(Dataset excerpts)
+++
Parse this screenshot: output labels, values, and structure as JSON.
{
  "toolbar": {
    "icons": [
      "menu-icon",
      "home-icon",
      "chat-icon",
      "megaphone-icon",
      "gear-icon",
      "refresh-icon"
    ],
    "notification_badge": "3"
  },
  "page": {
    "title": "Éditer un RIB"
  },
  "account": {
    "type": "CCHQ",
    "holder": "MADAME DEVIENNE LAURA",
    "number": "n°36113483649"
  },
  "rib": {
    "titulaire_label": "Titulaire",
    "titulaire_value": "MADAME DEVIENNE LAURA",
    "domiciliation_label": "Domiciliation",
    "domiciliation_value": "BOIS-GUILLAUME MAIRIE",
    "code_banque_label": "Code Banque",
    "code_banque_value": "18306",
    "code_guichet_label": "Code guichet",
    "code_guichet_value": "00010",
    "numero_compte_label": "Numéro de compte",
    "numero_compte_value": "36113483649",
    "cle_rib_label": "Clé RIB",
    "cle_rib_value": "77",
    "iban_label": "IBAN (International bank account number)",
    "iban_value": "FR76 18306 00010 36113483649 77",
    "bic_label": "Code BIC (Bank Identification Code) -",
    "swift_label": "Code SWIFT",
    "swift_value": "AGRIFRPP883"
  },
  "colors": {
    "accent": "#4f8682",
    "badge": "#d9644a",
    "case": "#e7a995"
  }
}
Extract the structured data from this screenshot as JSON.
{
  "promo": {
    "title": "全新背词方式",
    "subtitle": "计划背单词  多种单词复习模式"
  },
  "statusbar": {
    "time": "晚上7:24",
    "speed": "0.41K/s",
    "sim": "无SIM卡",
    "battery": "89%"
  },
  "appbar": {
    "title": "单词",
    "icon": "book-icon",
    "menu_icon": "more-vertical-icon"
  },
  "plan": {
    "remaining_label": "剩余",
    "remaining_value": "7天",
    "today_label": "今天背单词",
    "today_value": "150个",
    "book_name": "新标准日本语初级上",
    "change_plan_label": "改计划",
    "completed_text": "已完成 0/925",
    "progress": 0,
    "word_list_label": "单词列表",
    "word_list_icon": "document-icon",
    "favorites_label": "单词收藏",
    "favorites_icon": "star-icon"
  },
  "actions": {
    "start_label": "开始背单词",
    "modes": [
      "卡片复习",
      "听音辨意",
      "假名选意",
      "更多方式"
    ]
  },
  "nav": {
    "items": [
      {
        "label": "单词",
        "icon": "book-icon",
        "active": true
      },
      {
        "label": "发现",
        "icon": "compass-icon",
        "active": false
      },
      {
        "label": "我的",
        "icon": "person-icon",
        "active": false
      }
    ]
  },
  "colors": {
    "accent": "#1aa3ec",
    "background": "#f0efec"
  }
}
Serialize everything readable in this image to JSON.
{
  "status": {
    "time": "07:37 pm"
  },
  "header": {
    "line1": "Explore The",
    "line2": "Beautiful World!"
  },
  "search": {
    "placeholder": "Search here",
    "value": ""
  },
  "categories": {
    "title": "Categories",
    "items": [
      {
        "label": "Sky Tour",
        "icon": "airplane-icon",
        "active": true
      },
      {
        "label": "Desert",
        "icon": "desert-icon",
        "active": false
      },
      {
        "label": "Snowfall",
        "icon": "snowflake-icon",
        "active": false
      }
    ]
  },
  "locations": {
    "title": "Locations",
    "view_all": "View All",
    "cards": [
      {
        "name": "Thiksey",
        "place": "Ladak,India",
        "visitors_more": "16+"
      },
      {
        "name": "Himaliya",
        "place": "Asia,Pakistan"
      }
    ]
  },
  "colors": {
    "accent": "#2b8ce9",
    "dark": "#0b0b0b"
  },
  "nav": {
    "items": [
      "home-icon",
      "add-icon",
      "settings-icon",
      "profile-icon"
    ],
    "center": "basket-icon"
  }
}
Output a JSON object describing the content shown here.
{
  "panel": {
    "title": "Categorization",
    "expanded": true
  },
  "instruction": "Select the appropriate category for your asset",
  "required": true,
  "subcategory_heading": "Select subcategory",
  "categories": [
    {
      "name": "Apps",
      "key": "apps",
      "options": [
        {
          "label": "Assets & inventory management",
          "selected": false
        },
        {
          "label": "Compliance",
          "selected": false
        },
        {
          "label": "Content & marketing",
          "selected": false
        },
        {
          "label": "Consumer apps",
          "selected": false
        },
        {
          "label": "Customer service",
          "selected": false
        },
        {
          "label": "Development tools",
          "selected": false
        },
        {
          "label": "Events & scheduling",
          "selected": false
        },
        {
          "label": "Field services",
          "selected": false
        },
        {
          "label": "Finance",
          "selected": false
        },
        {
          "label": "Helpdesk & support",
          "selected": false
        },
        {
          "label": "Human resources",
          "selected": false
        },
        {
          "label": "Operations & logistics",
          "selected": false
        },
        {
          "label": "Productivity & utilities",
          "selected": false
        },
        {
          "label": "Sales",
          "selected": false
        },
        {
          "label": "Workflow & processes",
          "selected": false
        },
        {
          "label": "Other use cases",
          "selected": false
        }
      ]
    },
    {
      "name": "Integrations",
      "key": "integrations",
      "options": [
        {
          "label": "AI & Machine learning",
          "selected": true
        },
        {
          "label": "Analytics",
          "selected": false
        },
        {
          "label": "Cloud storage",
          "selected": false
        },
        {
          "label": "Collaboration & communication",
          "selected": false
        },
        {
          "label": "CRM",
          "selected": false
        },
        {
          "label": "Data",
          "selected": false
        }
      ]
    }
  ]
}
+++
## Exercise brief
Write down the full listing again, exactly.

## Response
Parse this screenshot: output labels, values, and structure as JSON.
{
  "toolbar": {
    "icons": [
      "menu-icon",
      "home-icon",
      "chat-icon",
      "megaphone-icon",
      "gear-icon",
      "refresh-icon"
    ],
    "notification_badge": "3"
  },
  "page": {
    "title": "Éditer un RIB"
  },
  "account": {
    "type": "CCHQ",
    "holder": "MADAME DEVIENNE LAURA",
    "number": "n°36113483649"
  },
  "rib": {
    "titulaire_label": "Titulaire",
    "titulaire_value": "MADAME DEVIENNE LAURA",
    "domiciliation_label": "Domiciliation",
    "domiciliation_value": "BOIS-GUILLAUME MAIRIE",
    "code_banque_label": "Code Banque",
    "code_banque_value": "18306",
    "code_guichet_label": "Code guichet",
    "code_guichet_value": "00010",
    "numero_compte_label": "Numéro de compte",
    "numero_compte_value": "36113483649",
    "cle_rib_label": "Clé RIB",
    "cle_rib_value": "77",
    "iban_label": "IBAN (International bank account number)",
    "iban_value": "FR76 18306 00010 36113483649 77",
    "bic_label": "Code BIC (Bank Identification Code) -",
    "swift_label": "Code SWIFT",
    "swift_value": "AGRIFRPP883"
  },
  "colors": {
    "accent": "#4f8682",
    "badge": "#d9644a",
    "case": "#e7a995"
  }
}
Extract the structured data from this screenshot as JSON.
{
  "promo": {
    "title": "全新背词方式",
    "subtitle": "计划背单词  多种单词复习模式"
  },
  "statusbar": {
    "time": "晚上7:24",
    "speed": "0.41K/s",
    "sim": "无SIM卡",
    "battery": "89%"
  },
  "appbar": {
    "title": "单词",
    "icon": "book-icon",
    "menu_icon": "more-vertical-icon"
  },
  "plan": {
    "remaining_label": "剩余",
    "remaining_value": "7天",
    "today_label": "今天背单词",
    "today_value": "150个",
    "book_name": "新标准日本语初级上",
    "change_plan_label": "改计划",
    "completed_text": "已完成 0/925",
    "progress": 0,
    "word_list_label": "单词列表",
    "word_list_icon": "document-icon",
    "favorites_label": "单词收藏",
    "favorites_icon": "star-icon"
  },
  "actions": {
    "start_label": "开始背单词",
    "modes": [
      "卡片复习",
      "听音辨意",
      "假名选意",
      "更多方式"
    ]
  },
  "nav": {
    "items": [
      {
        "label": "单词",
        "icon": "book-icon",
        "active": true
      },
      {
        "label": "发现",
        "icon": "compass-icon",
        "active": false
      },
      {
        "label": "我的",
        "icon": "person-icon",
        "active": false
      }
    ]
  },
  "colors": {
    "accent": "#1aa3ec",
    "background": "#f0efec"
  }
}
Serialize everything readable in this image to JSON.
{
  "status": {
    "time": "07:37 pm"
  },
  "header": {
    "line1": "Explore The",
    "line2": "Beautiful World!"
  },
  "search": {
    "placeholder": "Search here",
    "value": ""
  },
  "categories": {
    "title": "Categories",
    "items": [
      {
        "label": "Sky Tour",
        "icon": "airplane-icon",
        "active": true
      },
      {
        "label": "Desert",
        "icon": "desert-icon",
        "active": false
      },
      {
        "label": "Snowfall",
        "icon": "snowflake-icon",
        "active": false
      }
    ]
  },
  "locations": {
    "title": "Locations",
    "view_all": "View All",
    "cards": [
      {
        "name": "Thiksey",
        "place": "Ladak,India",
        "visitors_more": "16+"
      },
      {
        "name": "Himaliya",
        "place": "Asia,Pakistan"
      }
    ]
  },
  "colors": {
    "accent": "#2b8ce9",
    "dark": "#0b0b0b"
  },
  "nav": {
    "items": [
      "home-icon",
      "add-icon",
      "settings-icon",
      "profile-icon"
    ],
    "center": "basket-icon"
  }
}
Output a JSON object describing the content shown here.
{
  "panel": {
    "title": "Categorization",
    "expanded": true
  },
  "instruction": "Select the appropriate category for your asset",
  "required": true,
  "subcategory_heading": "Select subcategory",
  "categories": [
    {
      "name": "Apps",
      "key": "apps",
      "options": [
        {
          "label": "Assets & inventory management",
          "selected": false
        },
        {
          "label": "Compliance",
          "selected": false
        },
        {
          "label": "Content & marketing",
          "selected": false
        },
        {
          "label": "Consumer apps",
          "selected": false
        },
        {
          "label": "Customer service",
          "selected": false
        },
        {
          "label": "Development tools",
          "selected": false
        },
        {
          "label": "Events & scheduling",
          "selected": false
        },
        {
          "label": "Field services",
          "selected": false
        },
        {
          "label": "Finance",
          "selected": false
        },
        {
          "label": "Helpdesk & support",
          "selected": false
        },
        {
          "label": "Human resources",
          "selected": false
        },
        {
          "label": "Operations & logistics",
          "selected": false
        },
        {
          "label": "Productivity & utilities",
          "selected": false
        },
        {
          "label": "Sales",
          "selected": false
        },
        {
          "label": "Workflow & processes",
          "selected": false
        },
        {
          "label": "Other use cases",
          "selected": false
        }
      ]
    },
    {
      "name": "Integrations",
      "key": "integrations",
      "options": [
        {
          "label": "AI & Machine learning",
          "selected": true
        },
        {
          "label": "Analytics",
          "selected": false
        },
        {
          "label": "Cloud storage",
          "selected": false
        },
        {
          "label": "Collaboration & communication",
          "selected": false
        },
        {
          "label": "CRM",
          "selected": false
        },
        {
          "label": "Data",
          "selected": false
        }
      ]
    }
  ]
}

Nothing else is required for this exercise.